STATED GOAL: Look below. Copy each line that has "bergelayut" in it.

** begin PROVIDED DATA **

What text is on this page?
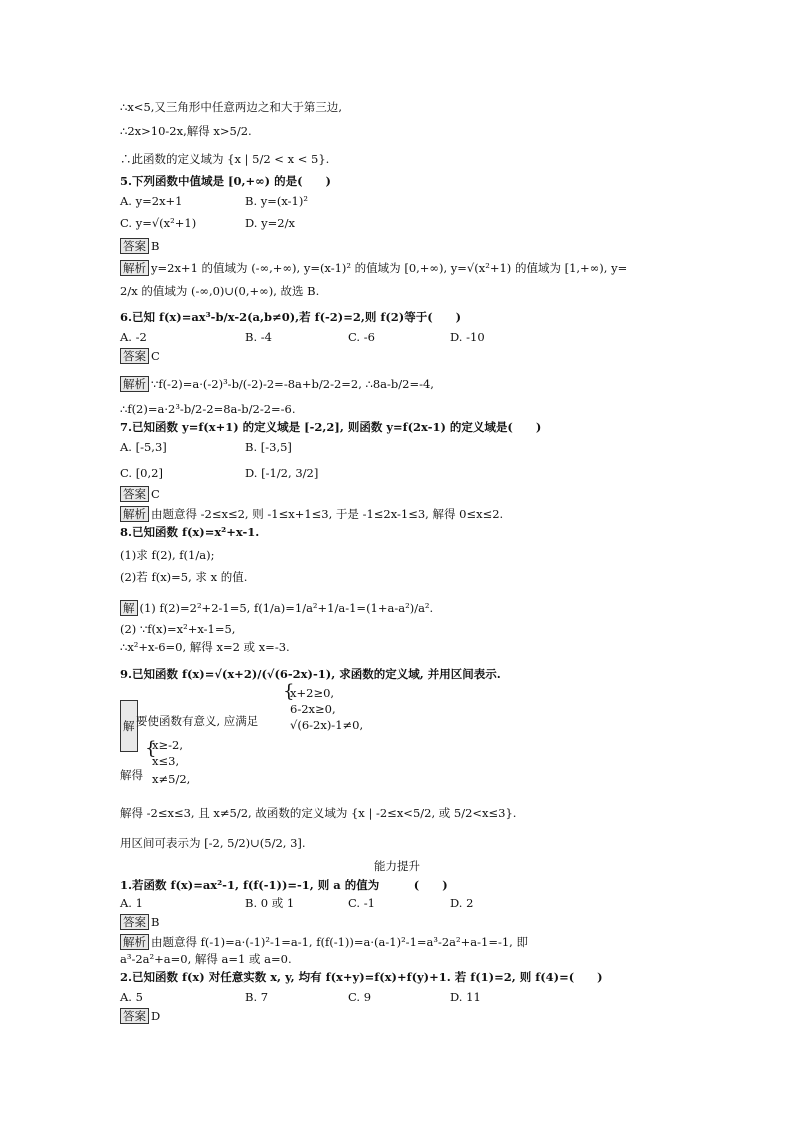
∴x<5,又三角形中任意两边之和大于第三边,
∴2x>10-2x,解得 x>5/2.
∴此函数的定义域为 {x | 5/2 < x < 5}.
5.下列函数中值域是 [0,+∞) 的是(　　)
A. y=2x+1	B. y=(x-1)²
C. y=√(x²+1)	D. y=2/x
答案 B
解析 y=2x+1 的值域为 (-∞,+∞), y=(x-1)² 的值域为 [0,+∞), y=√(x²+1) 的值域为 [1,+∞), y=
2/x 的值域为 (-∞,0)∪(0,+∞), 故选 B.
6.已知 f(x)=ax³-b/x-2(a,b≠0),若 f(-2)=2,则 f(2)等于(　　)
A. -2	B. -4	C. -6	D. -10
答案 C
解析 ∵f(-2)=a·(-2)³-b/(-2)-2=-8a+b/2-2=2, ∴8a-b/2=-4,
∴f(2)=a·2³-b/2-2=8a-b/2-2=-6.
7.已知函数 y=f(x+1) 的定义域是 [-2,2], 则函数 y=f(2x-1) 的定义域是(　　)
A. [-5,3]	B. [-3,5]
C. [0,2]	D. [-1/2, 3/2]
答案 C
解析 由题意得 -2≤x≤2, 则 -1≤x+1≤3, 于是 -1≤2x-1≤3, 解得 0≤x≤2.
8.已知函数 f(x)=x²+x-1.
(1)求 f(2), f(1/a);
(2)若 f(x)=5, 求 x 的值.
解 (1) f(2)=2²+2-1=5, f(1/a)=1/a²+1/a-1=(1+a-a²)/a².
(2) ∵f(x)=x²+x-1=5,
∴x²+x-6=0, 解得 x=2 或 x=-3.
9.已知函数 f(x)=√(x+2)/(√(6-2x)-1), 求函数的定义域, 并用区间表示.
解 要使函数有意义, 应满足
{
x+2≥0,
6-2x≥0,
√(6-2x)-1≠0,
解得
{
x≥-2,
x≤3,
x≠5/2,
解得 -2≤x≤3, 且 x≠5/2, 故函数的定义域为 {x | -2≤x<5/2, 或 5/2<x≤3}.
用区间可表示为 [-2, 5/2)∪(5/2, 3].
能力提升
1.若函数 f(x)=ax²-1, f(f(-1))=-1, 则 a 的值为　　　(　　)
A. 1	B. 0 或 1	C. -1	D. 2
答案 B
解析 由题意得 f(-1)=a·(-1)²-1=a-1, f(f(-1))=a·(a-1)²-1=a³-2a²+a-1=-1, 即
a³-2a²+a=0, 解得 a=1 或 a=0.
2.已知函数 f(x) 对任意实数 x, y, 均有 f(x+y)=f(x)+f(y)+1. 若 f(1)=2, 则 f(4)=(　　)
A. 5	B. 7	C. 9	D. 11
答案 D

** end PROVIDED DATA **
** begin PROVIDED DATA **

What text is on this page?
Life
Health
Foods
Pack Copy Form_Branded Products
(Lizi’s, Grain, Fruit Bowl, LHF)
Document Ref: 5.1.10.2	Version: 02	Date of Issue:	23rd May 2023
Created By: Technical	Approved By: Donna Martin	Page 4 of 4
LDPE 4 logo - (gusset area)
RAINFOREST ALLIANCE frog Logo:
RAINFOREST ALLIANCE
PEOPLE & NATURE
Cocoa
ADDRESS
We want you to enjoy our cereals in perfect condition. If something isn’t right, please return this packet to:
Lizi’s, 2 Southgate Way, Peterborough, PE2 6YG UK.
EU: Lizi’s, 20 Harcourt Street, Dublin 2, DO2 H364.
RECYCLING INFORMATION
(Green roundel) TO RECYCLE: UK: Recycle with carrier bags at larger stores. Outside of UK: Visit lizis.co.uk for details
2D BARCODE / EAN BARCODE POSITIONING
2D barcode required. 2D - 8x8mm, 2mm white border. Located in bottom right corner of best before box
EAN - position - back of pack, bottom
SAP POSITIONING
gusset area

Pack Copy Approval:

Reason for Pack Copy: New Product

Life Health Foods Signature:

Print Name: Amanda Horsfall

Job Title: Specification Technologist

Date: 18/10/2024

** end PROVIDED DATA **
** begin PROVIDED DATA **

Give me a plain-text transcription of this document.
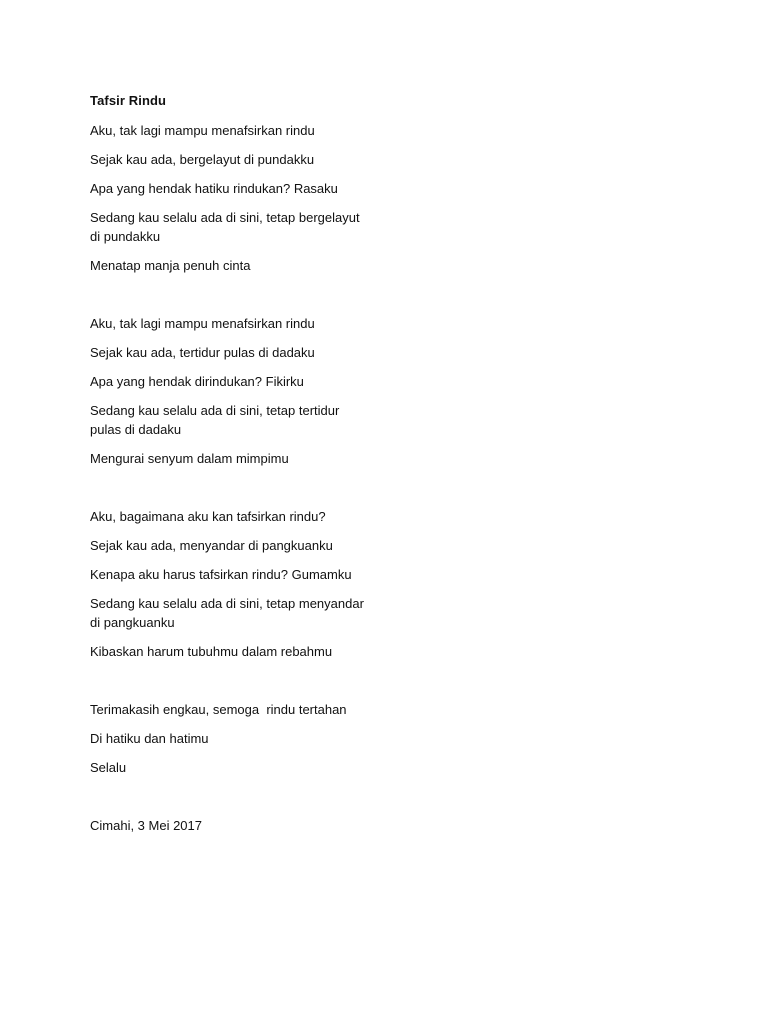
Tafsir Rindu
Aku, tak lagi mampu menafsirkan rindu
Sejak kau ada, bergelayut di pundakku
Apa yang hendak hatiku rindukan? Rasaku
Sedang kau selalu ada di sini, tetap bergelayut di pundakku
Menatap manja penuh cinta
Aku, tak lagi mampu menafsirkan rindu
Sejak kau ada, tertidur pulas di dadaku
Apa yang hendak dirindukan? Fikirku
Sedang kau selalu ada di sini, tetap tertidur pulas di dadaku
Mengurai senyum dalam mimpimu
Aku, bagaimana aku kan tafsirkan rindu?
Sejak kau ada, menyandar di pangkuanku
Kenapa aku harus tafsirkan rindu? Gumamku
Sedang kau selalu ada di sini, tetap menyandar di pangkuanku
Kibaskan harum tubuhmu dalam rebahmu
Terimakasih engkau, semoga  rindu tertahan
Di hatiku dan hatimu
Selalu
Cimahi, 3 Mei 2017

** end PROVIDED DATA **

TASK RESPONSE:
Sejak kau ada, bergelayut di pundakku
Sedang kau selalu ada di sini, tetap bergelayut di pundakku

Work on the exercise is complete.